START

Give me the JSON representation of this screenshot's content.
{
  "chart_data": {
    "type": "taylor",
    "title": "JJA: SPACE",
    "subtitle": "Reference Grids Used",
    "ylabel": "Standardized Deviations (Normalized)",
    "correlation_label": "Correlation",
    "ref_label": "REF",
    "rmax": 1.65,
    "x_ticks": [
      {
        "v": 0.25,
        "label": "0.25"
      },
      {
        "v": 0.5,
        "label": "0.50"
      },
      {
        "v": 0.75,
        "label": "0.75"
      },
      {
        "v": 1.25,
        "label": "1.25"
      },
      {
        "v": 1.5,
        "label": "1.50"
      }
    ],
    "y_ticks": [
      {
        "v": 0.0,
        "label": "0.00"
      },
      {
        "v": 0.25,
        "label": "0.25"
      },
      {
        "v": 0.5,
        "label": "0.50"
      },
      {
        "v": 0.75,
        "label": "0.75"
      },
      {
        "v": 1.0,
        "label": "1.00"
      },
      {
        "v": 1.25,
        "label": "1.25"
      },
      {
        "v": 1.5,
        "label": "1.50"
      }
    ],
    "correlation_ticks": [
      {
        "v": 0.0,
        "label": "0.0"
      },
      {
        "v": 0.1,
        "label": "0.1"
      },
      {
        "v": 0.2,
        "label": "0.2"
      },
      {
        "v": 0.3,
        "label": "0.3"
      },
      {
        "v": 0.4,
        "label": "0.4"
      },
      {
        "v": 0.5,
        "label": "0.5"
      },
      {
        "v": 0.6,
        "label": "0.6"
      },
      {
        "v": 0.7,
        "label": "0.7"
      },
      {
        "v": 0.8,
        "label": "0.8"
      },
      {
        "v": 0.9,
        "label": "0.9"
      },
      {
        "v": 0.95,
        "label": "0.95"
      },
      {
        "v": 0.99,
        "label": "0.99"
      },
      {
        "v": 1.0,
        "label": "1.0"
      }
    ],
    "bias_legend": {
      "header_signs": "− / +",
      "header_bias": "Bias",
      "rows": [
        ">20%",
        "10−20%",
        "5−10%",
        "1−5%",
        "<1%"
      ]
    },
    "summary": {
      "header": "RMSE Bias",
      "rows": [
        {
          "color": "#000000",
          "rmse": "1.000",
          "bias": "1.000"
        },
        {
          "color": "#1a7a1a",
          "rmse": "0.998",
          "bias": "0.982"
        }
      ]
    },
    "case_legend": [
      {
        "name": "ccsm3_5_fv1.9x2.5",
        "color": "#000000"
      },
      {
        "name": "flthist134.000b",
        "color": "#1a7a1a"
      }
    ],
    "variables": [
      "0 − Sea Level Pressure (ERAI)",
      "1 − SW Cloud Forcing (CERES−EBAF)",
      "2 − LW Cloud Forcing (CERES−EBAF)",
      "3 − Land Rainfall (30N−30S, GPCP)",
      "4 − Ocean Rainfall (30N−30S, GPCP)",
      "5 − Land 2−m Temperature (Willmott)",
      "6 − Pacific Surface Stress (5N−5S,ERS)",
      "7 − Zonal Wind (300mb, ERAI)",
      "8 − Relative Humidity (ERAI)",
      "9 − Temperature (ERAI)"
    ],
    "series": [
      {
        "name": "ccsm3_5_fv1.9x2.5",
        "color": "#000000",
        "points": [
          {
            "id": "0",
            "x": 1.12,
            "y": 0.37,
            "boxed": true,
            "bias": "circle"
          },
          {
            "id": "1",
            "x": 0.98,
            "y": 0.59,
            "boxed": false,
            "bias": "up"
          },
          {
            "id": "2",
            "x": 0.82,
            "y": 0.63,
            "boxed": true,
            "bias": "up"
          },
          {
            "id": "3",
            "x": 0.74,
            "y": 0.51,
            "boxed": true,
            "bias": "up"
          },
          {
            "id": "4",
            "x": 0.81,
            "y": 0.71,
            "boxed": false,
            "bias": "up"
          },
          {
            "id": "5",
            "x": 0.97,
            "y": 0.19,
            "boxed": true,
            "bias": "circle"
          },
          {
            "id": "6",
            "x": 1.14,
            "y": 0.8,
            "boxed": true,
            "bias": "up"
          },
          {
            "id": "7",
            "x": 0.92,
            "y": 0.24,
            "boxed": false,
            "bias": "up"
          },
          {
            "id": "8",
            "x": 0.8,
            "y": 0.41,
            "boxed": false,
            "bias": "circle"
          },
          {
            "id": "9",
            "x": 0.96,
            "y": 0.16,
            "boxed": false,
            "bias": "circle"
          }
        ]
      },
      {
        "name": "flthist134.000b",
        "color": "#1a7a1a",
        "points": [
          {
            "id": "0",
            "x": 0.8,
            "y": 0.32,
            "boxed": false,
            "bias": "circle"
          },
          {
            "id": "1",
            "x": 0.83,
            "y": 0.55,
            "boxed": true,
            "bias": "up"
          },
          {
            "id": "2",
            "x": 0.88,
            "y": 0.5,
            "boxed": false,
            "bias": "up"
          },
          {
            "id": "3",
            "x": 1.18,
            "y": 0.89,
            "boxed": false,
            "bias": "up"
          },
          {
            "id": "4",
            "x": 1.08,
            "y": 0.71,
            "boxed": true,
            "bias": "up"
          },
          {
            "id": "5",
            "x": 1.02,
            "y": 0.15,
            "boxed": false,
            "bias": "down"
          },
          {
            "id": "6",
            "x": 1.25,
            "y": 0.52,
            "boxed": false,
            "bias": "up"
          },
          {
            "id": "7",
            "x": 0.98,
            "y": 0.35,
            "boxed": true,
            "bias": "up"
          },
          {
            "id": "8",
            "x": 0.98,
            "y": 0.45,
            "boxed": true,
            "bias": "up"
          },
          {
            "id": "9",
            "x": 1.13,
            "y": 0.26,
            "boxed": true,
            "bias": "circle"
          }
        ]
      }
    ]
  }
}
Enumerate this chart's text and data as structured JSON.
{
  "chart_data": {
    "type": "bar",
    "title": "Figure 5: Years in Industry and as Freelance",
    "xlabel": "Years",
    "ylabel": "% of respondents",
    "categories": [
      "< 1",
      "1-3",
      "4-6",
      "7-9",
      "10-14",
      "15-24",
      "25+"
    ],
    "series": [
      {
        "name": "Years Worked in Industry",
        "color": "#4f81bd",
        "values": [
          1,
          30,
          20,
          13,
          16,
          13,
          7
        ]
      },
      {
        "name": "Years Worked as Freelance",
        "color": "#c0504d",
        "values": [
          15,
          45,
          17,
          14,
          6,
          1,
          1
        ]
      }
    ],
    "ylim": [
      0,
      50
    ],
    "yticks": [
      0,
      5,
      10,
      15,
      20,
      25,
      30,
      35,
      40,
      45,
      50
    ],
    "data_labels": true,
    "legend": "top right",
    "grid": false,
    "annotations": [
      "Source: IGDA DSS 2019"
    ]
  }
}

END
START

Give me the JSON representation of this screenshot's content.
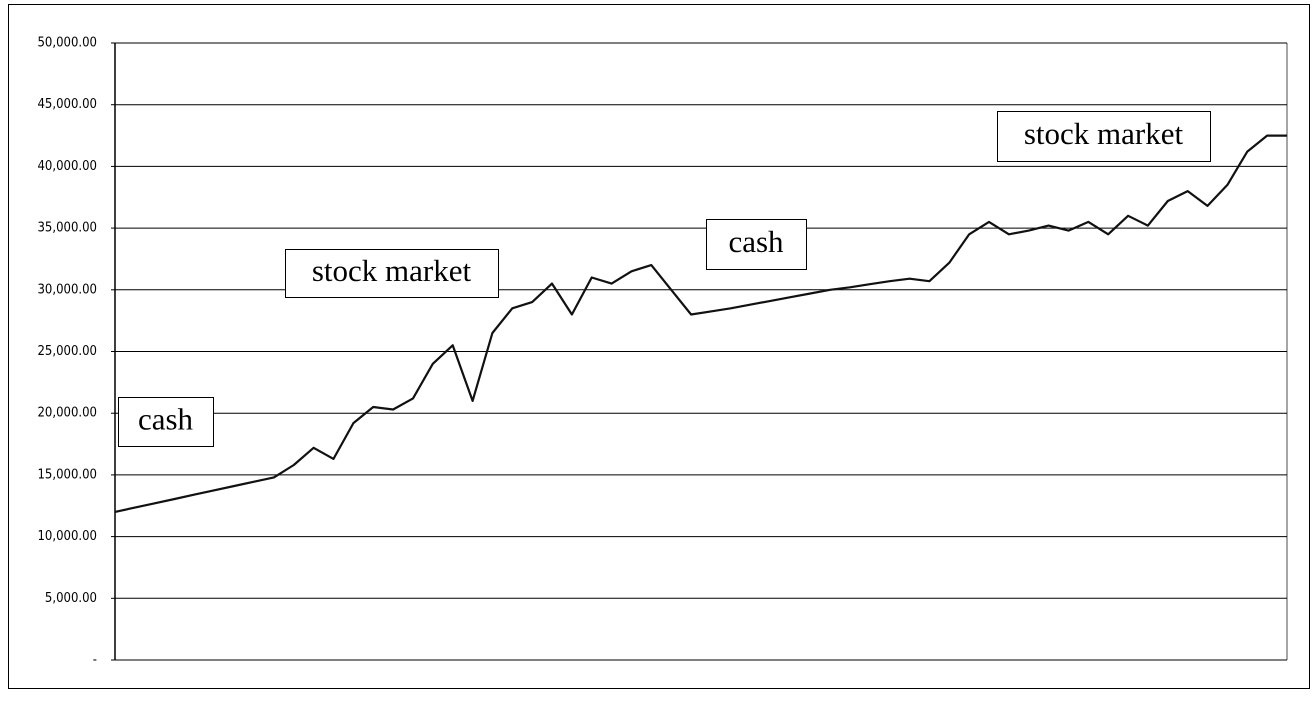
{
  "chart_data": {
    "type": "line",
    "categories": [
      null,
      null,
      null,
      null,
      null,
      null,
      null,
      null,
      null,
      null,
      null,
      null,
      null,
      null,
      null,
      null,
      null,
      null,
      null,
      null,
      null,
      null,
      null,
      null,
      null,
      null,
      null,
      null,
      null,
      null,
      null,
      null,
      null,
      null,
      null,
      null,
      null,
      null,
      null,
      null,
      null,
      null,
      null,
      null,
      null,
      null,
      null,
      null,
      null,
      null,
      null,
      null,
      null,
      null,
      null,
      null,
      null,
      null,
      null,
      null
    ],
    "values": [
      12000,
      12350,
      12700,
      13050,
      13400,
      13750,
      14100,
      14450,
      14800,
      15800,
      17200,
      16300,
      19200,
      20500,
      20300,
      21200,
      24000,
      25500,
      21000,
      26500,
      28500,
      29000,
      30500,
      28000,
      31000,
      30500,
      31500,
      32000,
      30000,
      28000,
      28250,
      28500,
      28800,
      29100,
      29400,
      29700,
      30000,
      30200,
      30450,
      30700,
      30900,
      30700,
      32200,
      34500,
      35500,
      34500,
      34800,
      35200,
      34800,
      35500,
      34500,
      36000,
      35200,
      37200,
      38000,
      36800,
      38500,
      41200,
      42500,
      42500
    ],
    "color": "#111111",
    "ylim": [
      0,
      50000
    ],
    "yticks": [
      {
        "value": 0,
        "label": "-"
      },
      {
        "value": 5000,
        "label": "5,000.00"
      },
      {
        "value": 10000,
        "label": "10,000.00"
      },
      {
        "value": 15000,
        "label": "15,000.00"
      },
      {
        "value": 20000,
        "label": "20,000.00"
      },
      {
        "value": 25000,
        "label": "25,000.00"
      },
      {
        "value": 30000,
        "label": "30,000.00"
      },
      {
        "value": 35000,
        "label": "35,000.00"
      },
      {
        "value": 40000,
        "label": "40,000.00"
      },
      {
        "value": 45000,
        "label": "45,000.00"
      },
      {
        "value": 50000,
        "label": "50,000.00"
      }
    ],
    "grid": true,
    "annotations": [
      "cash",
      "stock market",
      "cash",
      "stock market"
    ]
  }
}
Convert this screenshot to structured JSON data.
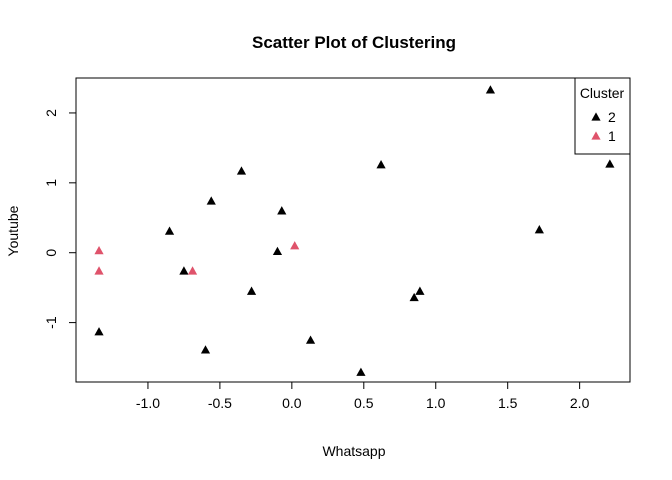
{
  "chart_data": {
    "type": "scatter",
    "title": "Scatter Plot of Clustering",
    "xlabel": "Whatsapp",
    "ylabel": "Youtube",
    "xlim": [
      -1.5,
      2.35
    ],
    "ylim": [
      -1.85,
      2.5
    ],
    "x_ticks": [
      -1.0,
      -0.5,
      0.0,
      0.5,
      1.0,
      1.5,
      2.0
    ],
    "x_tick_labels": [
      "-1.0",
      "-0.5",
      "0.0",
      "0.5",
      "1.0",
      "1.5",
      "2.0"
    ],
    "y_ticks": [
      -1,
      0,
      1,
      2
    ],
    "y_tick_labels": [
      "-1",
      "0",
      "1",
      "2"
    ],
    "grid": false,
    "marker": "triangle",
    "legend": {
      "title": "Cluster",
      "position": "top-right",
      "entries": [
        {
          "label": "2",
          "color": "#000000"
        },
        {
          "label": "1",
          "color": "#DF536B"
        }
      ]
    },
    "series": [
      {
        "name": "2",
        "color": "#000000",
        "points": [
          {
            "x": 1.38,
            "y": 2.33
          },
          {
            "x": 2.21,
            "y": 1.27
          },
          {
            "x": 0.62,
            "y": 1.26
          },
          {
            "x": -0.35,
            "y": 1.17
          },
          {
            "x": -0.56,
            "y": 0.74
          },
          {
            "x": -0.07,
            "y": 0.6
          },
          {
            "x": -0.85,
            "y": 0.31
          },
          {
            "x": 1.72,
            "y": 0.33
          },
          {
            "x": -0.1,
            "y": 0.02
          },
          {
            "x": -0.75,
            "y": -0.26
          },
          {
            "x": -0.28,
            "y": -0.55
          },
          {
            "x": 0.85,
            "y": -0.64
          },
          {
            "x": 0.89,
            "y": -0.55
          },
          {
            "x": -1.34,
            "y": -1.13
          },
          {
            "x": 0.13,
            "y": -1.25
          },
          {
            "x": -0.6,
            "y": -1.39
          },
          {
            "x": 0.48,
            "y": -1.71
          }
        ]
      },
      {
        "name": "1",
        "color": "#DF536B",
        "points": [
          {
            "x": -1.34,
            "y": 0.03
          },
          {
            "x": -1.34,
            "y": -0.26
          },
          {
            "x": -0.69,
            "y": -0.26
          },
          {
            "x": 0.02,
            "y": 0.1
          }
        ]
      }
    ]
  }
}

END

• _Exercise task_
Copy out all lines from the material above that contain the string "name".

• _Result_
        "name": "ccsm3_5_fv1.9x2.5",
        "name": "flthist134.000b",
        "name": "ccsm3_5_fv1.9x2.5",
        "name": "flthist134.000b",
        "name": "Years Worked in Industry",
        "name": "Years Worked as Freelance",
        "name": "2",
        "name": "1",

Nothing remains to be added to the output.